> [Problem to solve]:
Find how many lines hold the word "индивидуальный" and give that number only.

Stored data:
• • •
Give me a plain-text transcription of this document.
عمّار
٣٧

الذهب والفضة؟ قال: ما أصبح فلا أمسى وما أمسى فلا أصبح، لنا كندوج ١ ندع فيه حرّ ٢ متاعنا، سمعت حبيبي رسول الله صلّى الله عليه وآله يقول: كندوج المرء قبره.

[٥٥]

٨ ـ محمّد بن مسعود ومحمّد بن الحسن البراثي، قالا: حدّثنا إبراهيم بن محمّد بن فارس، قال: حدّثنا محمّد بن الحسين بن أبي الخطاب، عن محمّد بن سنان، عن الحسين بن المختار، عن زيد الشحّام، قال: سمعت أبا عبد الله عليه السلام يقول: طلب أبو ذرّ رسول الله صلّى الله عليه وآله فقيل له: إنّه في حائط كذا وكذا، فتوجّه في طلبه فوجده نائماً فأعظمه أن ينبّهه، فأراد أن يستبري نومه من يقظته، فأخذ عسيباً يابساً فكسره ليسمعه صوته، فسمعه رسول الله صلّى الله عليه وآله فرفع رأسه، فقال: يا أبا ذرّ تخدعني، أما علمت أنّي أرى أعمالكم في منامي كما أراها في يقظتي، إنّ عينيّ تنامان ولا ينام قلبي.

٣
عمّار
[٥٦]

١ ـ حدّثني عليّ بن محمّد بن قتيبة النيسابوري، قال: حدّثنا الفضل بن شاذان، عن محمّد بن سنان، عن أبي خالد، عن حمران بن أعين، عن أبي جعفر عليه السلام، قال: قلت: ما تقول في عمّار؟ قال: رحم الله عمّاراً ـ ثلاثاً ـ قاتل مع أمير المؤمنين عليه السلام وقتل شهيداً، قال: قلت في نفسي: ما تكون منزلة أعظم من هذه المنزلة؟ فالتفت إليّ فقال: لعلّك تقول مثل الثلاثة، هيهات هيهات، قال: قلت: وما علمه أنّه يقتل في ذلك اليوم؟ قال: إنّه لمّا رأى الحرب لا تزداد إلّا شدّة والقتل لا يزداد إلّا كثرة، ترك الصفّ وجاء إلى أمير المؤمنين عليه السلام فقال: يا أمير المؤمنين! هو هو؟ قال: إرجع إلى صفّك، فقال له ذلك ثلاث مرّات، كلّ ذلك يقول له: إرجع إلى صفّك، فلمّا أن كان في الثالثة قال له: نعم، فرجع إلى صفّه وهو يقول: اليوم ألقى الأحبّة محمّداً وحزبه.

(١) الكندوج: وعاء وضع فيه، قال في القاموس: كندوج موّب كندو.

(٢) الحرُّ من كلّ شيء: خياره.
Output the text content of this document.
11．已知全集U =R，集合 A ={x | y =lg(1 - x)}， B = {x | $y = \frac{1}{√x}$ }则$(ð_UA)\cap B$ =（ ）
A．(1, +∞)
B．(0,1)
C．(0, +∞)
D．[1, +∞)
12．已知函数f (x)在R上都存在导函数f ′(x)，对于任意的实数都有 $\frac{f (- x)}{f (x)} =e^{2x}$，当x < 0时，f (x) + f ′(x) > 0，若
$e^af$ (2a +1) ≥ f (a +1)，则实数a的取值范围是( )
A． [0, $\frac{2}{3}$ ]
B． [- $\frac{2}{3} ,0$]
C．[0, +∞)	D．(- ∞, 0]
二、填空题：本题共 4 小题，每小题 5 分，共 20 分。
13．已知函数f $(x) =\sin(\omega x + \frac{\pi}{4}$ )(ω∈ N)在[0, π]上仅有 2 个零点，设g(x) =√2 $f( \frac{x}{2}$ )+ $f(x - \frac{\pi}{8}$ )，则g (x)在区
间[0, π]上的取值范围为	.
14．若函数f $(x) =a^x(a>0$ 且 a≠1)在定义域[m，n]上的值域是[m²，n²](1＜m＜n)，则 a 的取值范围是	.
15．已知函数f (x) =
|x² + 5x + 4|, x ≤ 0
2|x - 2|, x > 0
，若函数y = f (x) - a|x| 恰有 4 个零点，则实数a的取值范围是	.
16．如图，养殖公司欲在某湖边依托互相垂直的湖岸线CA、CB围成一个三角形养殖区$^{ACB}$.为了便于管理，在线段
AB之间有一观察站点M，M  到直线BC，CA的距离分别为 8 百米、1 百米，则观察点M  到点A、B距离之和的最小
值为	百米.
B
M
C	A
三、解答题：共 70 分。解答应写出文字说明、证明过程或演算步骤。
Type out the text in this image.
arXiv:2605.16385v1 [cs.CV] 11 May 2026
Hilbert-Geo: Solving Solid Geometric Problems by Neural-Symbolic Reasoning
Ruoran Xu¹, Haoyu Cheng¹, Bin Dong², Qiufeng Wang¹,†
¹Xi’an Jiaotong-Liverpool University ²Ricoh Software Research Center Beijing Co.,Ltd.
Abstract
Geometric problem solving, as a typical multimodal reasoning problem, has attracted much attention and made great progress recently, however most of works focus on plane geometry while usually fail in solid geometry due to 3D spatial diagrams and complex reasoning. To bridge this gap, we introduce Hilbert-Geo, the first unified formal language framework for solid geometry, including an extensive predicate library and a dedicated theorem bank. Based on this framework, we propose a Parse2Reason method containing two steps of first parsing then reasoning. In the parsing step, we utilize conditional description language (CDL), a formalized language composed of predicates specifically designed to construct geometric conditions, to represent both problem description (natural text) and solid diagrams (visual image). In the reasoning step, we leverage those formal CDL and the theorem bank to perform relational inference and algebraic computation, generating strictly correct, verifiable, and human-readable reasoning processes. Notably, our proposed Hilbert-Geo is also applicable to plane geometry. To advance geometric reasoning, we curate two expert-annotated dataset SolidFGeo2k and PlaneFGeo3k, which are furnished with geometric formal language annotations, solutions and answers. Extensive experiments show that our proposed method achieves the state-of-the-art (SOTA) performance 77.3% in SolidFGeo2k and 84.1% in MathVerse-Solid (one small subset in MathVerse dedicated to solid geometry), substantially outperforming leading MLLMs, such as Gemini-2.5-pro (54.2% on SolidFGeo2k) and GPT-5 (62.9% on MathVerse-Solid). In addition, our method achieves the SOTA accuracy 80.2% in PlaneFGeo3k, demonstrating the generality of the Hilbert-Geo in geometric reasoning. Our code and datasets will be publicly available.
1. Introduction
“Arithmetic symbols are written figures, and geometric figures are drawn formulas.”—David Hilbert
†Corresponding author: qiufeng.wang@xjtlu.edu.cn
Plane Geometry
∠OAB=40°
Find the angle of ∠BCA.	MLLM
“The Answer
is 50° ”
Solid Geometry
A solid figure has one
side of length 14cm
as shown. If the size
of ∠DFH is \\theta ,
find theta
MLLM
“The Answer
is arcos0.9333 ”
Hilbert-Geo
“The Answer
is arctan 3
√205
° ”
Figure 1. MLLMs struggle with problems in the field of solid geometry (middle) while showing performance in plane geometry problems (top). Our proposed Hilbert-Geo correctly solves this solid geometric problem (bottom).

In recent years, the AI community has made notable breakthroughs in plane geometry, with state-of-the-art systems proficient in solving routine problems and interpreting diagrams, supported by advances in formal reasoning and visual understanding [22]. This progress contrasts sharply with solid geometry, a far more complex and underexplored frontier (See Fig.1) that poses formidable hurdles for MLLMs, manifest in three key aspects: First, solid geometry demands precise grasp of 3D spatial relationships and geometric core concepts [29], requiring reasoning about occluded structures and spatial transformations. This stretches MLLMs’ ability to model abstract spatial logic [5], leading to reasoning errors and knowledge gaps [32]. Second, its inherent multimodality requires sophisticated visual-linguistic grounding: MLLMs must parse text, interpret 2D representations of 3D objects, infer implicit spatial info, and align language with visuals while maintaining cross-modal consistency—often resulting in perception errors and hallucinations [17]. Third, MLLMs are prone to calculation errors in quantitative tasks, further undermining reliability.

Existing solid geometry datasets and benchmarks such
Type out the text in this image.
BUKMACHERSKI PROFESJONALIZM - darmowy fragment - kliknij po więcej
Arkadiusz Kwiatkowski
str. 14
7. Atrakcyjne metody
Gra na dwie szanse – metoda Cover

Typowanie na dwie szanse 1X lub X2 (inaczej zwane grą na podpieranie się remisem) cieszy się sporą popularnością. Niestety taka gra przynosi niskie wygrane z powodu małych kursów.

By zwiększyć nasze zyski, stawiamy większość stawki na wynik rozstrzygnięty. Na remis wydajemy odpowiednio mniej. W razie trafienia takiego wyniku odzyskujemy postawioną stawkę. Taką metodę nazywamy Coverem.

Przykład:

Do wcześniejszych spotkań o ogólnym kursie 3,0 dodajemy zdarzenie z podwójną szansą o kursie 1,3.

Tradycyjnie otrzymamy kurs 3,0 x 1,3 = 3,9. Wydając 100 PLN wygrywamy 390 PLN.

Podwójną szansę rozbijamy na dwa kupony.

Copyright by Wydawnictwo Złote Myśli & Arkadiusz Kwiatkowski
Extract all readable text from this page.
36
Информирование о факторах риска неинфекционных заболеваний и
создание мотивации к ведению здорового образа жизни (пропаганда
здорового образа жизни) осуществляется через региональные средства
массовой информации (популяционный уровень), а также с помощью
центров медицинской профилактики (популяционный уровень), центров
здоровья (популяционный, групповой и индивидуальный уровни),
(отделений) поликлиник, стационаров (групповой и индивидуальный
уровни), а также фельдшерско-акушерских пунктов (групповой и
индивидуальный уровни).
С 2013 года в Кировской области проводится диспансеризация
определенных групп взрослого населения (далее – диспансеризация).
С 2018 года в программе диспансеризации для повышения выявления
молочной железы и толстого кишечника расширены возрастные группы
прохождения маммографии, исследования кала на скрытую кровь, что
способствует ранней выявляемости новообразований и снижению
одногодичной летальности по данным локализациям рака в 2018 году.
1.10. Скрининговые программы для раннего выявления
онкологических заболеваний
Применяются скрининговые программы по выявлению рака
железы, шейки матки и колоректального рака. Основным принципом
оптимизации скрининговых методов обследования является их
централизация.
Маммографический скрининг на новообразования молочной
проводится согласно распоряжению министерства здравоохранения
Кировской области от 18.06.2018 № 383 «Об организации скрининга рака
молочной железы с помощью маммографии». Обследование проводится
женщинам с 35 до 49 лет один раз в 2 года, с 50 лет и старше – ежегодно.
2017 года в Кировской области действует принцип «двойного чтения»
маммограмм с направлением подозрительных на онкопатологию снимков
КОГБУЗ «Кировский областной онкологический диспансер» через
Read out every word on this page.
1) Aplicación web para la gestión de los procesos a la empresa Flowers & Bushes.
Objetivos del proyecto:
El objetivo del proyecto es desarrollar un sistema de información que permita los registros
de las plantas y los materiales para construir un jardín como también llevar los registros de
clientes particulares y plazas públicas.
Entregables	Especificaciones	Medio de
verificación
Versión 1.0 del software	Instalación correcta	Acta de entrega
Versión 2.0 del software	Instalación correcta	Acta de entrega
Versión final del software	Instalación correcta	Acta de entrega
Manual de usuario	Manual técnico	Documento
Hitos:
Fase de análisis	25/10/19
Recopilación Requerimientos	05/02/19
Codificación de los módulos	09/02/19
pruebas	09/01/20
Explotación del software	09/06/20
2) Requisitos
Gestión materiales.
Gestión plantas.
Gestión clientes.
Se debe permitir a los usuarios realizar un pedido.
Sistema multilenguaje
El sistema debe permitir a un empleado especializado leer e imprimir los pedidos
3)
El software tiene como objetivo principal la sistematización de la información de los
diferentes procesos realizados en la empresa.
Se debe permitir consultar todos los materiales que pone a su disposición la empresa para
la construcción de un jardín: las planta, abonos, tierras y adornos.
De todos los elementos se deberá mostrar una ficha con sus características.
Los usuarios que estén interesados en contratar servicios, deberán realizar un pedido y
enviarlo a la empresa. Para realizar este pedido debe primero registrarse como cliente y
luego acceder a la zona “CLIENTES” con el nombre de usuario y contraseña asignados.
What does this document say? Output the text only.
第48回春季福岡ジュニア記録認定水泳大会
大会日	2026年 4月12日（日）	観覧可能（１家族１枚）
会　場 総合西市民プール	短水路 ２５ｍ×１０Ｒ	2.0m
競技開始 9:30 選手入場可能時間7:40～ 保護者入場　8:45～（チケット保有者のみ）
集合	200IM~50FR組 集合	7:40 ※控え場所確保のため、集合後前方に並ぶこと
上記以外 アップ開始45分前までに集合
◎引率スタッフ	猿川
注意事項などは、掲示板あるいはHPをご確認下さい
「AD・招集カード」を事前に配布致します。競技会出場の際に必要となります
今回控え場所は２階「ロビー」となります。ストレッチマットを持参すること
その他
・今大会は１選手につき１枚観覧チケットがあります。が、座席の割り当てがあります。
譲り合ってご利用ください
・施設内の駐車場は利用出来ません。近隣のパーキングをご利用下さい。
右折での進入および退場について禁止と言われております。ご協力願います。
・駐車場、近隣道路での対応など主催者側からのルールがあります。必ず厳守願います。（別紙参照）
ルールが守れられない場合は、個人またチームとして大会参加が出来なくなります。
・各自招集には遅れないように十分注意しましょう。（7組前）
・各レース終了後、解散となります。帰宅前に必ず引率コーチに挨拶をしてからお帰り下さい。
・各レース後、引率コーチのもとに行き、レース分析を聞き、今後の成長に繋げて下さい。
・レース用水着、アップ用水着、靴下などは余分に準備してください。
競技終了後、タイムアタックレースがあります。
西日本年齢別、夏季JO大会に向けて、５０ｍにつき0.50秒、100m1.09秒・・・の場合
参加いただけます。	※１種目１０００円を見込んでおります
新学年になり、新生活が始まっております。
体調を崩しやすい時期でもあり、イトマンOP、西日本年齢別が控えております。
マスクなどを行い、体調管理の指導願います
• • •
> [Result of this task]:
3